WHAT TO DO:
Locate "Enumerate this screenshot's" in the listing below, then output the line holding it and every line after it, exactly and with nothing else.

## BEGIN

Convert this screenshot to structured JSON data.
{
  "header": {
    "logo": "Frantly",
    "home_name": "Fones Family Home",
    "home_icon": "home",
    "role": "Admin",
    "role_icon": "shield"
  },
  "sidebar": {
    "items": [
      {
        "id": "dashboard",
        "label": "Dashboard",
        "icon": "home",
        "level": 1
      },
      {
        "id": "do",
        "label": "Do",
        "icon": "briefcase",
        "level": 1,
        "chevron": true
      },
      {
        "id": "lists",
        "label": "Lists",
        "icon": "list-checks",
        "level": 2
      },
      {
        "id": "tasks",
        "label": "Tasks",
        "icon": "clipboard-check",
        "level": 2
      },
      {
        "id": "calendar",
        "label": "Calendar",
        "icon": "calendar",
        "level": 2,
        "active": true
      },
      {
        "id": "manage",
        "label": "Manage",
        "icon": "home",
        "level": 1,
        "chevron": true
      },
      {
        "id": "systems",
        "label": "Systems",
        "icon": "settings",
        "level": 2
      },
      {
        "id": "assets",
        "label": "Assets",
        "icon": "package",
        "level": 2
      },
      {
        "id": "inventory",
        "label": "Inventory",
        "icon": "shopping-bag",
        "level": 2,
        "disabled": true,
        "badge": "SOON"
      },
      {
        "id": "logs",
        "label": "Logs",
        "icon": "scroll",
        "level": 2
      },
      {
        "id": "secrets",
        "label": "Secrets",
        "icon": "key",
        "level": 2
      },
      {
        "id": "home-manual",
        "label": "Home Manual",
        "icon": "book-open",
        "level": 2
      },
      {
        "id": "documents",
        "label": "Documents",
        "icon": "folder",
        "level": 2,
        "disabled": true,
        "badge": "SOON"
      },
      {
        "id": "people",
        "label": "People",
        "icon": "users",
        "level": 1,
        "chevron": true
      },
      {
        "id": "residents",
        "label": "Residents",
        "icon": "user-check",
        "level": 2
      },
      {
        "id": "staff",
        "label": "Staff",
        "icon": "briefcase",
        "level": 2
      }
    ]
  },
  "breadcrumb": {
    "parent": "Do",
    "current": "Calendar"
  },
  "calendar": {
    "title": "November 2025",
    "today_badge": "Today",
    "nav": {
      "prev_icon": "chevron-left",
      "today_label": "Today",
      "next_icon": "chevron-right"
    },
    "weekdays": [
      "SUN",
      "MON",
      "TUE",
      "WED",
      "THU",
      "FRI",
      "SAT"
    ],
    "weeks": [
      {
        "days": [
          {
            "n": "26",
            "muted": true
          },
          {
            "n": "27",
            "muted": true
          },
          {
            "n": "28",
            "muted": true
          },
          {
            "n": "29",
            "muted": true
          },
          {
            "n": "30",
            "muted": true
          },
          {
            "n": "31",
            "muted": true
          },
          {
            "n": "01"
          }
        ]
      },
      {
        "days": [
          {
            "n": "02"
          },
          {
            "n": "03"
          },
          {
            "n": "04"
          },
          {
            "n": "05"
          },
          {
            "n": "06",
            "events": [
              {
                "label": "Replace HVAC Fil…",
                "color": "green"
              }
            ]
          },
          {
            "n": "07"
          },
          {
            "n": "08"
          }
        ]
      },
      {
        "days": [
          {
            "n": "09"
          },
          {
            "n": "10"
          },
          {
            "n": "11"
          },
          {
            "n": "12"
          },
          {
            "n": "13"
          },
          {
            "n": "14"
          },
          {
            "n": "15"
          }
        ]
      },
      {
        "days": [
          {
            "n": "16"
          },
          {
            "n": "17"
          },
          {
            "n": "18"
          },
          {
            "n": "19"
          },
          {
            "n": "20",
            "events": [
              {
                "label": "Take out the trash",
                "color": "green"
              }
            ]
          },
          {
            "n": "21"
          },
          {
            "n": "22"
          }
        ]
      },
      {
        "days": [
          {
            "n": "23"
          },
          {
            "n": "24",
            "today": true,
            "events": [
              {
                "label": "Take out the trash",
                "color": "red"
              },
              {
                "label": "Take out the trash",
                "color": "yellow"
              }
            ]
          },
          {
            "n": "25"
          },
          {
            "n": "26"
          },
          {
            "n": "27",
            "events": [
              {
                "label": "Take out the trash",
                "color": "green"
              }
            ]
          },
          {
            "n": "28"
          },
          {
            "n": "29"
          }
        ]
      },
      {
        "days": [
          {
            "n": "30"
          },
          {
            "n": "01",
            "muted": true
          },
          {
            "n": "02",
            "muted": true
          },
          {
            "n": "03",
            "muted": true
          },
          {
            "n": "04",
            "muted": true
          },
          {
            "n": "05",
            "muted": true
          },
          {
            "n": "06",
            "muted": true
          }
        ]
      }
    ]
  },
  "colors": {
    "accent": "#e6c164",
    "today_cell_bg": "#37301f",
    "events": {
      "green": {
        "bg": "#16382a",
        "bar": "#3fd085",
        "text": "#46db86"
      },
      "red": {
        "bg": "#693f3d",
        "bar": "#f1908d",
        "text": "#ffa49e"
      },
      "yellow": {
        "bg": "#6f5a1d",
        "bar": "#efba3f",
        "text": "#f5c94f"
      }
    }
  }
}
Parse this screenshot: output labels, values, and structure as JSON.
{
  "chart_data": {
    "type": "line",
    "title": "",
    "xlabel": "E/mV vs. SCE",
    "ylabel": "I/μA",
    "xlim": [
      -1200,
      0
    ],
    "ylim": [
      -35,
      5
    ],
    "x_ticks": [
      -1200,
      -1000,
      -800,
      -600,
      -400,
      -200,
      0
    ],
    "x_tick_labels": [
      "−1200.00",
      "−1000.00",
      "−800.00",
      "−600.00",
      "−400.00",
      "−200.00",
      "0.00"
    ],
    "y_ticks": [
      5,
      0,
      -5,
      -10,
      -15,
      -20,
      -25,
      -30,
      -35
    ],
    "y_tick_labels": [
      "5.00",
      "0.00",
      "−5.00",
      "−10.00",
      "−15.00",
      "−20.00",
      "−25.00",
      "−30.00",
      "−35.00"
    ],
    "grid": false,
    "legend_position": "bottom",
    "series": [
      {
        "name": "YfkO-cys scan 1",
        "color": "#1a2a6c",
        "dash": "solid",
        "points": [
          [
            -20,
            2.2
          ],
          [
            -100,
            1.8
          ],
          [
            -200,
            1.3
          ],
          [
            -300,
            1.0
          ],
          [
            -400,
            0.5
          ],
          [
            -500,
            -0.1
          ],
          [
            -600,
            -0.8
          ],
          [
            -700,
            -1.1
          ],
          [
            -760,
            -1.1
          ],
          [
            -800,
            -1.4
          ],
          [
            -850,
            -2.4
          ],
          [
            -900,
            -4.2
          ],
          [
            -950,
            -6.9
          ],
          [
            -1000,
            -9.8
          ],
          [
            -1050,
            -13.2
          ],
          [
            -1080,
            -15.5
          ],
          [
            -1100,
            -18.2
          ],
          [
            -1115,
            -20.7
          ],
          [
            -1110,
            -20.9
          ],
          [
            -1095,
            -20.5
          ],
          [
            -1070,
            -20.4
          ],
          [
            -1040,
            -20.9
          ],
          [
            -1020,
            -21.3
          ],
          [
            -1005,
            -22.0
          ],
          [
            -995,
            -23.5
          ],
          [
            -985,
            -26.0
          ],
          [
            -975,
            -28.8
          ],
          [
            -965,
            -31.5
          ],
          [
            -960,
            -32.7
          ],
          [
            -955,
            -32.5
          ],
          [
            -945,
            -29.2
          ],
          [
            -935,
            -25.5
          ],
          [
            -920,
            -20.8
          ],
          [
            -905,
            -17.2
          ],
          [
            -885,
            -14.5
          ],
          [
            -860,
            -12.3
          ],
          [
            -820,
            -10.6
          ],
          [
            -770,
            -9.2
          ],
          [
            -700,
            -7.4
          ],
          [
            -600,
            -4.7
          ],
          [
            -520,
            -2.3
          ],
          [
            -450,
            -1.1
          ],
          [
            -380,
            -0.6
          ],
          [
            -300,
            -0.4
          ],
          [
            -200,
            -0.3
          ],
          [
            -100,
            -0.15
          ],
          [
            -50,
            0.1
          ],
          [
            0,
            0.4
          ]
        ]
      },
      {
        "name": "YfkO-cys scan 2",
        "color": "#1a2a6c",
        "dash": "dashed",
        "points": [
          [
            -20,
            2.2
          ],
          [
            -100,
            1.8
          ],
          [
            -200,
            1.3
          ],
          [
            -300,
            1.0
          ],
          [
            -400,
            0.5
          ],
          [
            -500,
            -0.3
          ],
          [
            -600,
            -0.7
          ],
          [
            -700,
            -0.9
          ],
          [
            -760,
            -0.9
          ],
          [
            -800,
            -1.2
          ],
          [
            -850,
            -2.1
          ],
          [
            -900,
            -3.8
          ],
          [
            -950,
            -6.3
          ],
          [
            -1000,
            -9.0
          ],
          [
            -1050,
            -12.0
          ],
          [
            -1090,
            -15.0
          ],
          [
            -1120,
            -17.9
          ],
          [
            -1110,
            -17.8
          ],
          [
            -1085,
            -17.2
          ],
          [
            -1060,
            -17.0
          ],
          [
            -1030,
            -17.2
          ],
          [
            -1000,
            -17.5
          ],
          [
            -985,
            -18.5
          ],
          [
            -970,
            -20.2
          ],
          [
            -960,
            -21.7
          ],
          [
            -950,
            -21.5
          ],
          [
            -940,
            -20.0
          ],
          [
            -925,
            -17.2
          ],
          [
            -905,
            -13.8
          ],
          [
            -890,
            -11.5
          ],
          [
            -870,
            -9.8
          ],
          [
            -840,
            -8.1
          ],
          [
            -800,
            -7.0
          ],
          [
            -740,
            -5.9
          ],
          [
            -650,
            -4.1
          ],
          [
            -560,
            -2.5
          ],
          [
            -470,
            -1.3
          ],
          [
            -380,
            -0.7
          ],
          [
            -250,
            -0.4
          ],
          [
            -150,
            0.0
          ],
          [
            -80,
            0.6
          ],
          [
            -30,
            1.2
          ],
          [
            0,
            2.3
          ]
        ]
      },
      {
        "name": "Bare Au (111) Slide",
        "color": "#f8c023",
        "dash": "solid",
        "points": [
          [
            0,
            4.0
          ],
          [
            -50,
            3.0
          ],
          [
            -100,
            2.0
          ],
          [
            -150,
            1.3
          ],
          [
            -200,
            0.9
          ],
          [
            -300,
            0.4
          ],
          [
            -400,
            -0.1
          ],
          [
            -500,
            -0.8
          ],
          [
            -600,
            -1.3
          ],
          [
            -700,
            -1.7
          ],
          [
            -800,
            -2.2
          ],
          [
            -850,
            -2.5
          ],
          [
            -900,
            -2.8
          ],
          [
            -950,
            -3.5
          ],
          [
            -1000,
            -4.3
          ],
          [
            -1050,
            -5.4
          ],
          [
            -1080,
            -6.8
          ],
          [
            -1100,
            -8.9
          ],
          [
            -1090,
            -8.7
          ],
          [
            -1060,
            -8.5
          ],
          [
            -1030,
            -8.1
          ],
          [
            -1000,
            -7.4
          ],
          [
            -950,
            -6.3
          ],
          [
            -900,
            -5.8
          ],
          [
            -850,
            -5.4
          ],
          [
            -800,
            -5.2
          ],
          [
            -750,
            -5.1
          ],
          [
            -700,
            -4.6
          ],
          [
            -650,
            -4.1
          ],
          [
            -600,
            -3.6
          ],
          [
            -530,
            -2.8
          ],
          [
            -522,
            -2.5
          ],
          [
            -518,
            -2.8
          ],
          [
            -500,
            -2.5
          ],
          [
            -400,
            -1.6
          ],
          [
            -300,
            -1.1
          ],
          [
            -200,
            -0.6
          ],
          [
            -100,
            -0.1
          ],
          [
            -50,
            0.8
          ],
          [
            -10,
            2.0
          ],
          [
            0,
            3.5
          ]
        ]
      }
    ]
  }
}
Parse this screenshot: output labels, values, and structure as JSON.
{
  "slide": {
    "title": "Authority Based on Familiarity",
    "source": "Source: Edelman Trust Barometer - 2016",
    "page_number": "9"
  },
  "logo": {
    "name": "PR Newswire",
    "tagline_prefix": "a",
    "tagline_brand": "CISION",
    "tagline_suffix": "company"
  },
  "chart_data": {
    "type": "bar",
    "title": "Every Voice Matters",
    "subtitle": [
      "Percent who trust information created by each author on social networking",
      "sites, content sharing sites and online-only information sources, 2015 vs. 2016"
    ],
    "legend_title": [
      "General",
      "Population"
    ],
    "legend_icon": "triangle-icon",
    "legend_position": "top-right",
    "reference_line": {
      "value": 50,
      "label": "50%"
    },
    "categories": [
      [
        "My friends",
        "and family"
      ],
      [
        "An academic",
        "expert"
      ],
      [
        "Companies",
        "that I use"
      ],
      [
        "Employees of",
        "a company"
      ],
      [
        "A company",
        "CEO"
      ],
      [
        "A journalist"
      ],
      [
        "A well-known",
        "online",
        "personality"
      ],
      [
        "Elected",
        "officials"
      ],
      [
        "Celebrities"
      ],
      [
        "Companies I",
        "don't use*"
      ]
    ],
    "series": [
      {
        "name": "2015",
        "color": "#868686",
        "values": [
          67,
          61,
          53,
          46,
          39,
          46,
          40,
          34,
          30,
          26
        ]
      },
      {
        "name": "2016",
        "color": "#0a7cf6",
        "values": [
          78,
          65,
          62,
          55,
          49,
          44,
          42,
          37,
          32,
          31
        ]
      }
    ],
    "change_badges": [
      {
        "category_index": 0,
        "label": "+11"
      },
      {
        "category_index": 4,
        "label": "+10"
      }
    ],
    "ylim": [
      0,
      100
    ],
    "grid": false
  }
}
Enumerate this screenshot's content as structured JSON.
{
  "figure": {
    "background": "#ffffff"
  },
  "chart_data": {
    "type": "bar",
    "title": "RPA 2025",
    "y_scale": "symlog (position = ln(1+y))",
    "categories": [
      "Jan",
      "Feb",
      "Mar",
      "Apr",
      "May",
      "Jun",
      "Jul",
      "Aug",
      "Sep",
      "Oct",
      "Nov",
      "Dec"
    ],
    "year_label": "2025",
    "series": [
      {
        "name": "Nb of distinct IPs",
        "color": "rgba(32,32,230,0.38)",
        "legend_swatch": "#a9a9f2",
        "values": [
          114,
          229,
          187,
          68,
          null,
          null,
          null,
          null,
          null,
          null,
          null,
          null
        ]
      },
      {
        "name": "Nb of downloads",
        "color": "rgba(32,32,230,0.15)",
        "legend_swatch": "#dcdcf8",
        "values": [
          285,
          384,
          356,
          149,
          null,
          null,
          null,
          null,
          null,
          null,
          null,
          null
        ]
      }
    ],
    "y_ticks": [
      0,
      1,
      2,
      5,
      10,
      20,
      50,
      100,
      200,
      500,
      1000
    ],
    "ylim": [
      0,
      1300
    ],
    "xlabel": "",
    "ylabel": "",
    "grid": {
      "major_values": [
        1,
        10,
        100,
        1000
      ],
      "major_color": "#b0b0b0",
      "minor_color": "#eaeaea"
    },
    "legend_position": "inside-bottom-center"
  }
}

## END

FINISHED ANSWER:
Enumerate this screenshot's content as structured JSON.
{
  "figure": {
    "background": "#ffffff"
  },
  "chart_data": {
    "type": "bar",
    "title": "RPA 2025",
    "y_scale": "symlog (position = ln(1+y))",
    "categories": [
      "Jan",
      "Feb",
      "Mar",
      "Apr",
      "May",
      "Jun",
      "Jul",
      "Aug",
      "Sep",
      "Oct",
      "Nov",
      "Dec"
    ],
    "year_label": "2025",
    "series": [
      {
        "name": "Nb of distinct IPs",
        "color": "rgba(32,32,230,0.38)",
        "legend_swatch": "#a9a9f2",
        "values": [
          114,
          229,
          187,
          68,
          null,
          null,
          null,
          null,
          null,
          null,
          null,
          null
        ]
      },
      {
        "name": "Nb of downloads",
        "color": "rgba(32,32,230,0.15)",
        "legend_swatch": "#dcdcf8",
        "values": [
          285,
          384,
          356,
          149,
          null,
          null,
          null,
          null,
          null,
          null,
          null,
          null
        ]
      }
    ],
    "y_ticks": [
      0,
      1,
      2,
      5,
      10,
      20,
      50,
      100,
      200,
      500,
      1000
    ],
    "ylim": [
      0,
      1300
    ],
    "xlabel": "",
    "ylabel": "",
    "grid": {
      "major_values": [
        1,
        10,
        100,
        1000
      ],
      "major_color": "#b0b0b0",
      "minor_color": "#eaeaea"
    },
    "legend_position": "inside-bottom-center"
  }
}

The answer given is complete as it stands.